"""

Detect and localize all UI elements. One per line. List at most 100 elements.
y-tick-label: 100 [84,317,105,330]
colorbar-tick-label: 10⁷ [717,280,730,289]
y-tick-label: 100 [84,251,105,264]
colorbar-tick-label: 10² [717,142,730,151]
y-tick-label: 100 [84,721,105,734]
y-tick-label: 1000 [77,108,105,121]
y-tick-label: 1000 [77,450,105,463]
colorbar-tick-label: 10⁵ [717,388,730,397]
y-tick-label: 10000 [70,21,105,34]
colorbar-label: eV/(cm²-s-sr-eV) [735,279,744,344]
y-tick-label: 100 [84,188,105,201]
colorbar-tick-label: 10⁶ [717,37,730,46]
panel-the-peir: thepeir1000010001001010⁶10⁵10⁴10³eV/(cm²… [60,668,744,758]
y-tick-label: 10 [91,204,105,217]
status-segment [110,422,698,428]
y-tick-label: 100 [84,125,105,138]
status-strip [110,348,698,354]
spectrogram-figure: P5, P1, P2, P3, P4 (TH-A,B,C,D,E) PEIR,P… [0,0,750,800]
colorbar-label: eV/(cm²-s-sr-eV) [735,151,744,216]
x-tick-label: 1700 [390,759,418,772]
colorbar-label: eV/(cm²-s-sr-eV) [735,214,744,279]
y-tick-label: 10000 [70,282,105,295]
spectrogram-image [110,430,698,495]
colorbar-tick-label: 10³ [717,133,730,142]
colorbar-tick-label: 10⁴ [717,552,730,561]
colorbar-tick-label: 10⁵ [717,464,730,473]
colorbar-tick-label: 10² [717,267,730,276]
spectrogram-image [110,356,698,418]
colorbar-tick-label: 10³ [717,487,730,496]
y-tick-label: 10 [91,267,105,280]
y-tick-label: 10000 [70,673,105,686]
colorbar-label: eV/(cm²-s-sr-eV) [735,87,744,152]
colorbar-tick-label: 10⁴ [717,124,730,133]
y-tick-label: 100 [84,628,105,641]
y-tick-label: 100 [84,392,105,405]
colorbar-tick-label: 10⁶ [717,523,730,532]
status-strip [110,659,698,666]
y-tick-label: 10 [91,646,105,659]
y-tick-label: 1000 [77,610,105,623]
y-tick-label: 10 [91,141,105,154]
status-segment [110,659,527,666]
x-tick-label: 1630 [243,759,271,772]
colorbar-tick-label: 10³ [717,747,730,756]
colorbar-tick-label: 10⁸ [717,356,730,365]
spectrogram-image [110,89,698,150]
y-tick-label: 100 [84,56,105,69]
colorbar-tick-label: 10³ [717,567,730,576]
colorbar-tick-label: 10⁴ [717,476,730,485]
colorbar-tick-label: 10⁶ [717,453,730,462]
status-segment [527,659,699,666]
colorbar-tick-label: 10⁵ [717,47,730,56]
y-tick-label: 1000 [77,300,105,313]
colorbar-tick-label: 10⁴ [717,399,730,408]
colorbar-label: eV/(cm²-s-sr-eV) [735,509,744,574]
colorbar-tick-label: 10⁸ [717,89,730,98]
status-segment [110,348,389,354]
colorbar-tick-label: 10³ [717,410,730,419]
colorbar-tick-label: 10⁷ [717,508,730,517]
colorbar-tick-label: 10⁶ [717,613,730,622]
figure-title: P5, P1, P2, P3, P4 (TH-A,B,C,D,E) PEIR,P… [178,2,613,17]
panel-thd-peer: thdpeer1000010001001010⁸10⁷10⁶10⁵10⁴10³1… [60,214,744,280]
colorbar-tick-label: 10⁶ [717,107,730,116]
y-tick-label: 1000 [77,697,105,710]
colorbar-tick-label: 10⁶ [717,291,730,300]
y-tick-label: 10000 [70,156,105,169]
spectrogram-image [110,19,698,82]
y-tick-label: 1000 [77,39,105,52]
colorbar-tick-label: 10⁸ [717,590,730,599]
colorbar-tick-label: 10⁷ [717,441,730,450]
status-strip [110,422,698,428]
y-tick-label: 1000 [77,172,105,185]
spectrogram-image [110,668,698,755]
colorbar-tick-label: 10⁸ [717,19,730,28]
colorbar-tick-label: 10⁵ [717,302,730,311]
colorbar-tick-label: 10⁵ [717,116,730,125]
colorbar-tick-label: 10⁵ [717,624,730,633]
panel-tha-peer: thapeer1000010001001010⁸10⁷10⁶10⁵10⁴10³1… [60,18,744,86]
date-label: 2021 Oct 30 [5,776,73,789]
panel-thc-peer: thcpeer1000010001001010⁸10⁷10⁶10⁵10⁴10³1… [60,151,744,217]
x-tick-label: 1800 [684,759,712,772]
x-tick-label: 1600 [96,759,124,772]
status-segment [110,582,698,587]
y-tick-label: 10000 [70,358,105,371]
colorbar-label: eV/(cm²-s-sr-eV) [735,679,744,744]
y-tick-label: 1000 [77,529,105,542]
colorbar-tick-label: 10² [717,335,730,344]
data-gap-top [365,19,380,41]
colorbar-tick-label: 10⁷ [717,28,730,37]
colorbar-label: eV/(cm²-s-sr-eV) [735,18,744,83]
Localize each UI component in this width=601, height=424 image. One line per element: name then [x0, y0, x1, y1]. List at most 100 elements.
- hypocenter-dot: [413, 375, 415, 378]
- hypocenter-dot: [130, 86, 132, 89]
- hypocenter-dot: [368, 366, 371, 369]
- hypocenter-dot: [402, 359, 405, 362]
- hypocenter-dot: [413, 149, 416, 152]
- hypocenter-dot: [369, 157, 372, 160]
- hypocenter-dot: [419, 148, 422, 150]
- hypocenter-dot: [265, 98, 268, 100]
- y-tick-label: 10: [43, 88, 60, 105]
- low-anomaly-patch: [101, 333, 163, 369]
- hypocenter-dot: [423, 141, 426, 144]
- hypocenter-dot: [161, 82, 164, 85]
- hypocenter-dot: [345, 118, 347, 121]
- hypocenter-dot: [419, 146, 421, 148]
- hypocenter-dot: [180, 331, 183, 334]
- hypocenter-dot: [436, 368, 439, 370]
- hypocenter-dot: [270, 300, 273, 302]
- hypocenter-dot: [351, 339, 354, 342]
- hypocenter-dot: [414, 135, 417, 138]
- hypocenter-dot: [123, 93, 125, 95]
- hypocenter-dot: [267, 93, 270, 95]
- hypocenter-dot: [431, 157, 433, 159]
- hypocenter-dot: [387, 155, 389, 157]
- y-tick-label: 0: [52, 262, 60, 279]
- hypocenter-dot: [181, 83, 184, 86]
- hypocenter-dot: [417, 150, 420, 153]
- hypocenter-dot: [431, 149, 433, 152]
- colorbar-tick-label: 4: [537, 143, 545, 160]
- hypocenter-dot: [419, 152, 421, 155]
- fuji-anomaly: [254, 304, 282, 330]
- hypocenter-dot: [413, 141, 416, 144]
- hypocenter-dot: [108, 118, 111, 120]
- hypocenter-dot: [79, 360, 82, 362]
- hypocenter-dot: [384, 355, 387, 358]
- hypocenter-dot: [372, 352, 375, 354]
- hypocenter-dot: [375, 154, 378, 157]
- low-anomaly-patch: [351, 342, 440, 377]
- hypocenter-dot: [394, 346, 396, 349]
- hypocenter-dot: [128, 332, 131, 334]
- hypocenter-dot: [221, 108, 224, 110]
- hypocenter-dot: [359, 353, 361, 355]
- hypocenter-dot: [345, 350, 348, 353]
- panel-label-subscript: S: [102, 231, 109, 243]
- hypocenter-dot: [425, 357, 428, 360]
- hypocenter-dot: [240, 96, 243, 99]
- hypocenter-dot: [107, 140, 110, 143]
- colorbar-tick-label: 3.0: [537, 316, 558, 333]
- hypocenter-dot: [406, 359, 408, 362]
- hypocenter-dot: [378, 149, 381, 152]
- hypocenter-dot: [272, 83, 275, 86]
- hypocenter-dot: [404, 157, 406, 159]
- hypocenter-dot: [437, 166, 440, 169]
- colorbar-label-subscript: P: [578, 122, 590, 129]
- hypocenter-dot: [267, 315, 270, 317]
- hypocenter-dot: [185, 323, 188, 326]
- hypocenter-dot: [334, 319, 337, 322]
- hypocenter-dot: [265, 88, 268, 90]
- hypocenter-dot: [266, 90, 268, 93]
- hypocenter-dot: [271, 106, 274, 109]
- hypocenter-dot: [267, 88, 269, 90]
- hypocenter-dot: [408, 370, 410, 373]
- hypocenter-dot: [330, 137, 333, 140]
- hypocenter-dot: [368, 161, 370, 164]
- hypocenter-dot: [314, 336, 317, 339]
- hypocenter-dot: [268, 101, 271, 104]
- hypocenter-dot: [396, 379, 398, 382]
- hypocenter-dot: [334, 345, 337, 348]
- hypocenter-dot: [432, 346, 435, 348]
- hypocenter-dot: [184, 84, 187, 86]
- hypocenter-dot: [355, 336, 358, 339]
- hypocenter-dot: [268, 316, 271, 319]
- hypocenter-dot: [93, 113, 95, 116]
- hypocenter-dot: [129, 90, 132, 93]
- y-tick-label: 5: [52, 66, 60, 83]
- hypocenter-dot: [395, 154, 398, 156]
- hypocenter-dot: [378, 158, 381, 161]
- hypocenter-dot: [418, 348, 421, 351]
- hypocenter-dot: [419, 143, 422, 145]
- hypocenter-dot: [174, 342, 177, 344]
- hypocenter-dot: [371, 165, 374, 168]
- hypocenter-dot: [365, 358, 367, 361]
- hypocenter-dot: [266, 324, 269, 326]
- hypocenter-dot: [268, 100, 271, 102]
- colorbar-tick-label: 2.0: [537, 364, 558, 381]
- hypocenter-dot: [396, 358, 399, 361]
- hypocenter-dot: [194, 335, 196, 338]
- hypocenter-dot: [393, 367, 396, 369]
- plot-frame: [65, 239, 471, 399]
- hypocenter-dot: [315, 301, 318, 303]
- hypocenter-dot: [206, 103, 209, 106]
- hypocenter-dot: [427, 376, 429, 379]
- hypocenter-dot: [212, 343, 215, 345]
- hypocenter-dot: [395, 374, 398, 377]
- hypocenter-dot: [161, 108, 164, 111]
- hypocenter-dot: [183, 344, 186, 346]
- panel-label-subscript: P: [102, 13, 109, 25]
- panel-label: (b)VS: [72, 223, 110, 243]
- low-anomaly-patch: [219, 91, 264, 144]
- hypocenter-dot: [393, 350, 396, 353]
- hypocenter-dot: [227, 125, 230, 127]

"""

» **What you have to do**
Retype the data without changes, starting at its first line and ending with the line that contains "colorbar-tick-label: 10³ [717,567,730,576]". Include both of those lines.

» **Output for this task**
Detect and localize all UI elements. One per line. List at most 100 elements.
y-tick-label: 100 [84,317,105,330]
colorbar-tick-label: 10⁷ [717,280,730,289]
y-tick-label: 100 [84,251,105,264]
colorbar-tick-label: 10² [717,142,730,151]
y-tick-label: 100 [84,721,105,734]
y-tick-label: 1000 [77,108,105,121]
y-tick-label: 1000 [77,450,105,463]
colorbar-tick-label: 10⁵ [717,388,730,397]
y-tick-label: 10000 [70,21,105,34]
colorbar-label: eV/(cm²-s-sr-eV) [735,279,744,344]
y-tick-label: 100 [84,188,105,201]
colorbar-tick-label: 10⁶ [717,37,730,46]
panel-the-peir: thepeir1000010001001010⁶10⁵10⁴10³eV/(cm²… [60,668,744,758]
y-tick-label: 10 [91,204,105,217]
status-segment [110,422,698,428]
y-tick-label: 100 [84,125,105,138]
status-strip [110,348,698,354]
spectrogram-figure: P5, P1, P2, P3, P4 (TH-A,B,C,D,E) PEIR,P… [0,0,750,800]
colorbar-label: eV/(cm²-s-sr-eV) [735,151,744,216]
x-tick-label: 1700 [390,759,418,772]
colorbar-label: eV/(cm²-s-sr-eV) [735,214,744,279]
y-tick-label: 10000 [70,282,105,295]
spectrogram-image [110,430,698,495]
colorbar-tick-label: 10³ [717,133,730,142]
colorbar-tick-label: 10⁴ [717,552,730,561]
colorbar-tick-label: 10⁵ [717,464,730,473]
colorbar-tick-label: 10² [717,267,730,276]
spectrogram-image [110,356,698,418]
colorbar-tick-label: 10³ [717,487,730,496]
y-tick-label: 10 [91,267,105,280]
y-tick-label: 10000 [70,673,105,686]
colorbar-label: eV/(cm²-s-sr-eV) [735,87,744,152]
colorbar-tick-label: 10⁴ [717,124,730,133]
y-tick-label: 100 [84,628,105,641]
y-tick-label: 100 [84,392,105,405]
colorbar-tick-label: 10⁶ [717,523,730,532]
status-strip [110,659,698,666]
y-tick-label: 10 [91,646,105,659]
y-tick-label: 1000 [77,610,105,623]
y-tick-label: 10 [91,141,105,154]
status-segment [110,659,527,666]
x-tick-label: 1630 [243,759,271,772]
colorbar-tick-label: 10³ [717,747,730,756]
colorbar-tick-label: 10⁸ [717,356,730,365]
spectrogram-image [110,89,698,150]
y-tick-label: 100 [84,56,105,69]
colorbar-tick-label: 10³ [717,567,730,576]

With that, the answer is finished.